**Exercise aim**
The data below should be printed in full, exactly, and without any of its images.

Saved data entries:

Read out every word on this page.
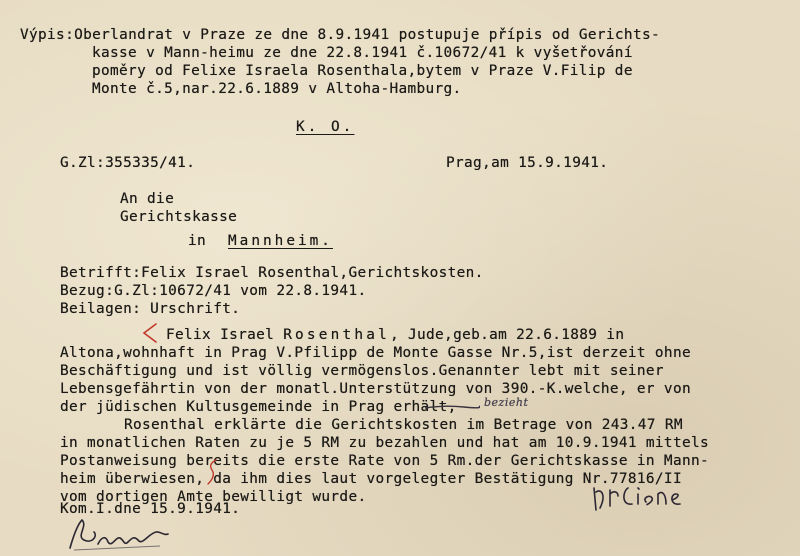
Výpis:Oberlandrat v Praze ze dne 8.9.1941 postupuje přípis od Gerichts-
kasse v Mann-heimu ze dne 22.8.1941 č.10672/41 k vyšetřování
poměry od Felixe Israela Rosenthala,bytem v Praze V.Filip de
Monte č.5,nar.22.6.1889 v Altoha-Hamburg.
K. O.
G.Zl:355335/41.	Prag,am 15.9.1941.
An die
Gerichtskasse
in Mannheim.
Betrifft:Felix Israel Rosenthal,Gerichtskosten.
Bezug:G.Zl:10672/41 vom 22.8.1941.
Beilagen: Urschrift.
Felix Israel Rosenthal, Jude,geb.am 22.6.1889 in
Altona,wohnhaft in Prag V.Pfilipp de Monte Gasse Nr.5,ist derzeit ohne
Beschäftigung und ist völlig vermögenslos.Genannter lebt mit seiner
Lebensgefährtin von der monatl.Unterstützung von 390.-K.welche, er von
der jüdischen Kultusgemeinde in Prag erhält, bezieht
Rosenthal erklärte die Gerichtskosten im Betrage von 243.47 RM
in monatlichen Raten zu je 5 RM zu bezahlen und hat am 10.9.1941 mittels
Postanweisung bereits die erste Rate von 5 Rm.der Gerichtskasse in Mann-
heim überwiesen, da ihm dies laut vorgelegter Bestätigung Nr.77816/II
vom dortigen Amte bewilligt wurde.
Kom.I.dne 15.9.1941.
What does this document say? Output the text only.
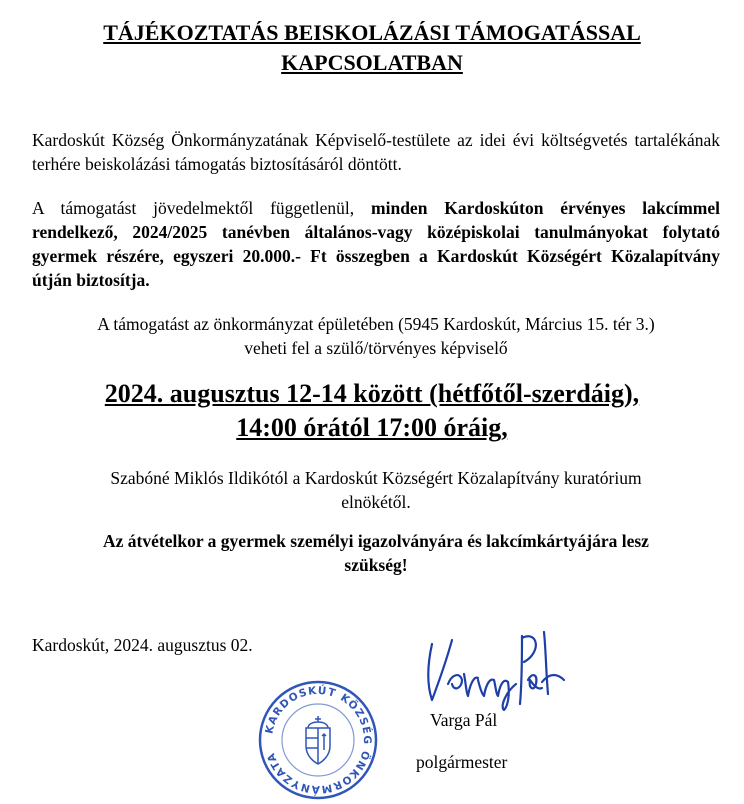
TÁJÉKOZTATÁS BEISKOLÁZÁSI TÁMOGATÁSSAL
KAPCSOLATBAN
Kardoskút Község Önkormányzatának Képviselő-testülete az idei évi költségvetés tartalékának terhére beiskolázási támogatás biztosításáról döntött.
A támogatást jövedelmektől függetlenül, minden Kardoskúton érvényes lakcímmel rendelkező, 2024/2025 tanévben általános-vagy középiskolai tanulmányokat folytató gyermek részére, egyszeri 20.000.- Ft összegben a Kardoskút Községért Közalapítvány útján biztosítja.
A támogatást az önkormányzat épületében (5945 Kardoskút, Március 15. tér 3.)
veheti fel a szülő/törvényes képviselő
2024. augusztus 12-14 között (hétfőtől-szerdáig),
14:00 órától 17:00 óráig,
Szabóné Miklós Ildikótól a Kardoskút Községért Közalapítvány kuratórium
elnökétől.
Az átvételkor a gyermek személyi igazolványára és lakcímkártyájára lesz
szükség!
Kardoskút, 2024. augusztus 02.
KARDOSKÚT KÖZSÉG ÖNKORMÁNYZATA
Varga Pál
polgármester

**The response**
Read out every word on this page.
Výpis:Oberlandrat v Praze ze dne 8.9.1941 postupuje přípis od Gerichts-
kasse v Mann-heimu ze dne 22.8.1941 č.10672/41 k vyšetřování
poměry od Felixe Israela Rosenthala,bytem v Praze V.Filip de
Monte č.5,nar.22.6.1889 v Altoha-Hamburg.
K. O.
G.Zl:355335/41.	Prag,am 15.9.1941.
An die
Gerichtskasse
in Mannheim.
Betrifft:Felix Israel Rosenthal,Gerichtskosten.
Bezug:G.Zl:10672/41 vom 22.8.1941.
Beilagen: Urschrift.
Felix Israel Rosenthal, Jude,geb.am 22.6.1889 in
Altona,wohnhaft in Prag V.Pfilipp de Monte Gasse Nr.5,ist derzeit ohne
Beschäftigung und ist völlig vermögenslos.Genannter lebt mit seiner
Lebensgefährtin von der monatl.Unterstützung von 390.-K.welche, er von
der jüdischen Kultusgemeinde in Prag erhält, bezieht
Rosenthal erklärte die Gerichtskosten im Betrage von 243.47 RM
in monatlichen Raten zu je 5 RM zu bezahlen und hat am 10.9.1941 mittels
Postanweisung bereits die erste Rate von 5 Rm.der Gerichtskasse in Mann-
heim überwiesen, da ihm dies laut vorgelegter Bestätigung Nr.77816/II
vom dortigen Amte bewilligt wurde.
Kom.I.dne 15.9.1941.
What does this document say? Output the text only.
TÁJÉKOZTATÁS BEISKOLÁZÁSI TÁMOGATÁSSAL
KAPCSOLATBAN
Kardoskút Község Önkormányzatának Képviselő-testülete az idei évi költségvetés tartalékának terhére beiskolázási támogatás biztosításáról döntött.
A támogatást jövedelmektől függetlenül, minden Kardoskúton érvényes lakcímmel rendelkező, 2024/2025 tanévben általános-vagy középiskolai tanulmányokat folytató gyermek részére, egyszeri 20.000.- Ft összegben a Kardoskút Községért Közalapítvány útján biztosítja.
A támogatást az önkormányzat épületében (5945 Kardoskút, Március 15. tér 3.)
veheti fel a szülő/törvényes képviselő
2024. augusztus 12-14 között (hétfőtől-szerdáig),
14:00 órától 17:00 óráig,
Szabóné Miklós Ildikótól a Kardoskút Községért Közalapítvány kuratórium
elnökétől.
Az átvételkor a gyermek személyi igazolványára és lakcímkártyájára lesz
szükség!
Kardoskút, 2024. augusztus 02.
KARDOSKÚT KÖZSÉG ÖNKORMÁNYZATA
Varga Pál
polgármester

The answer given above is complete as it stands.